● Aufgabe A
Liste alle politischen Ausrichtungen auf, die der Text über Meinungsvielfalt in dem Satz nennt, der mit „Ob“ beginnt.
● Aufgabe B
Führe den Text über Meinungsvielfalt im Anschluss an seinen letzten Satz fort.

„Es ist schwieriger, eine vorgefasste Meinung zu zertrümmern als ein Atom.”
(Albert Einstein)
Ob radikal oder liberal, ob rechts oder links, unsere Gesellschaft besteht aus einer Vielfalt unterschiedlicher Meinungen und Einstellungen. Und ganz ehrlich, das ist auch gut so.
Was wäre unsere Welt, wenn wir alle derselben Meinung wären? Allein die hochgepriesene Diskussionskultur an der Zeppelin Universität wäre unter diesem Aspekt nicht mehr dieselbe. Und ich bin mir sicher, den meisten unter uns würde dadurch etwas fehlen. Doch auch in den Vorlesungen kommt es vor, dass Studierende oder Dozierende unterschiedlicher Meinung sind. Damit umzugehen und trotzdem einen respektvollen und freundschaftlichen Umgang zu pflegen ist nicht für alle immer so ganz einfach.

● Bereitgestellte Daten
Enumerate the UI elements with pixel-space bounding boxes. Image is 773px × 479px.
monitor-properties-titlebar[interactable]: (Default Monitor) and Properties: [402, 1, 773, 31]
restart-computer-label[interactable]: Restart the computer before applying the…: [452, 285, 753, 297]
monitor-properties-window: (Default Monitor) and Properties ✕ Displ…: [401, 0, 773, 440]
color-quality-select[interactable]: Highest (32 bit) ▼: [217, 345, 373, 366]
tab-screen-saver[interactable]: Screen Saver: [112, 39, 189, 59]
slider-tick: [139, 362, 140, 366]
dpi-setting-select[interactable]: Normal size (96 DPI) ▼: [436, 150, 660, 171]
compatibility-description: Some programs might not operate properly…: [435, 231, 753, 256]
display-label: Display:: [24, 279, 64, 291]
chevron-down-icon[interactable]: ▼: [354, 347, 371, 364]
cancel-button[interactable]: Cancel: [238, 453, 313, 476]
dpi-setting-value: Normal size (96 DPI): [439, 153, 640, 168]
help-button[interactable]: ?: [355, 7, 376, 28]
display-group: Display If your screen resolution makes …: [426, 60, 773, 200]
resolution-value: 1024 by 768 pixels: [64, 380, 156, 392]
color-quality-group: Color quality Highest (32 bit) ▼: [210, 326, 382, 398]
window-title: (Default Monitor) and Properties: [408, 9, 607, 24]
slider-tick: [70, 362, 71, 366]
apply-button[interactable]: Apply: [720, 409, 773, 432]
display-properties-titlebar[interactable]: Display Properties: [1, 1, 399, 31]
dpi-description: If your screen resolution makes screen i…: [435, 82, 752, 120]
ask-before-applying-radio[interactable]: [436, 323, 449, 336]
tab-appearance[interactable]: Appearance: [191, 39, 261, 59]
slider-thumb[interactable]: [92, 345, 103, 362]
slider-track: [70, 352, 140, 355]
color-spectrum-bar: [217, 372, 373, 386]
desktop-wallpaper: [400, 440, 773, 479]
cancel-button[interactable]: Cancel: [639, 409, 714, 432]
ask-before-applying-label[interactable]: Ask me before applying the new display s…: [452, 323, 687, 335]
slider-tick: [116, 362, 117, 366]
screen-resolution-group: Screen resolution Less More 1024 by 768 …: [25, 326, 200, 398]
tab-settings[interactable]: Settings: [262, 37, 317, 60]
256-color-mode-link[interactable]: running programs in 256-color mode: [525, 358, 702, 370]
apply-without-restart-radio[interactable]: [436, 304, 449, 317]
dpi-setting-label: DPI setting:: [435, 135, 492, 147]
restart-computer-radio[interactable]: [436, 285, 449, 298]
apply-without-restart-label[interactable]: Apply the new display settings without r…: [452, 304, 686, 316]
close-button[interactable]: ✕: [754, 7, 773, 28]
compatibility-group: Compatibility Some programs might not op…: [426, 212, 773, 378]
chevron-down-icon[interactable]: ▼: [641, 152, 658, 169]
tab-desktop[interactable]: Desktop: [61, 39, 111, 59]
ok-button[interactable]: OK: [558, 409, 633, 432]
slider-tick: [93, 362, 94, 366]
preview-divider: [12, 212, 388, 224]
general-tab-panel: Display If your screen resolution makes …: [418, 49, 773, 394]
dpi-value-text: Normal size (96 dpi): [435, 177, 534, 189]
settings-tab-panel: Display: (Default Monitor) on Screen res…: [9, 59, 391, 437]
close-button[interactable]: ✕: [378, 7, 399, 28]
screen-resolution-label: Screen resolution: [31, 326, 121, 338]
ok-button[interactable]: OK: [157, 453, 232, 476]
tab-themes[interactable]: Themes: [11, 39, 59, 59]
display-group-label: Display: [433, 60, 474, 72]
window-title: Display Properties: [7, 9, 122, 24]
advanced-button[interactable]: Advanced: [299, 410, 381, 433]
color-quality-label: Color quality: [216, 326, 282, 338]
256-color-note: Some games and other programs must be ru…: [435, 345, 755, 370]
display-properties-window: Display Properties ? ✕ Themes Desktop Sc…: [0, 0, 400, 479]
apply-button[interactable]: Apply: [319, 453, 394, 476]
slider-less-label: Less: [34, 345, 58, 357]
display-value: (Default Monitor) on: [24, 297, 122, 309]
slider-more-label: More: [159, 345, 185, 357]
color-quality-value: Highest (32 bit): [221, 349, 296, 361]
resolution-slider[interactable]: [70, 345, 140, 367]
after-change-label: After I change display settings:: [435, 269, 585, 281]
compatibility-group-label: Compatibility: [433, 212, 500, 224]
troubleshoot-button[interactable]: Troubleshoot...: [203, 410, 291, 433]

● Antwort A
radikal, liberal, rechts, links

● Antwort B
Die 2016 gegründete Initiative will genau dies tun. Menschen aus verschiedenen Kreisen zusammenbringen und einen offenen, respektvollen Dialog starten. Die studentische Initiative Frühlingserwachen, die 2017 dann zum Verein wurde, sollte anfangs ein Gegenformat gegen die Alternative für Deutschland darstellen. Es hat sich allerdings schnell rausgestellt, dass lediglich eine innere Haltung gegenüber der rechtsradikalen Partei zu nichts führt, außer abends nach langen Diskussionen frustriert nach Hause gehen. Man wollte einen Raum schaffen, indem sich konstruktiv unterhalten werden kann und jede Meinung gehört wird. Der Gedanke einer gemeinsamen, offenen Gesellschaft, in der sich alle Menschen jeder Bevölkerungsgruppe mit verschiedenen sozialen Hintergründen und Biografien wohlfühlen steht hierbei im Vordergrund. Die Motivation der Initiative ist es, mit Menschen in Dialog zu kommen, mit denen man im Alltag vielleicht nicht ins Gespräch kommen würde oder um die man vielleicht sogar einen Bogen machen würde.
Wie viele von uns haben sich schon einmal ausführlich, ohne größeres Ärgernis mit einem rechtsradikalen unterhalten? Dieser Person aufmerksam und offen zugehört, ohne dabei ständig den Kopf zu schütteln? Wenn wir ehrlich sind, wahrscheinlich die wenigsten.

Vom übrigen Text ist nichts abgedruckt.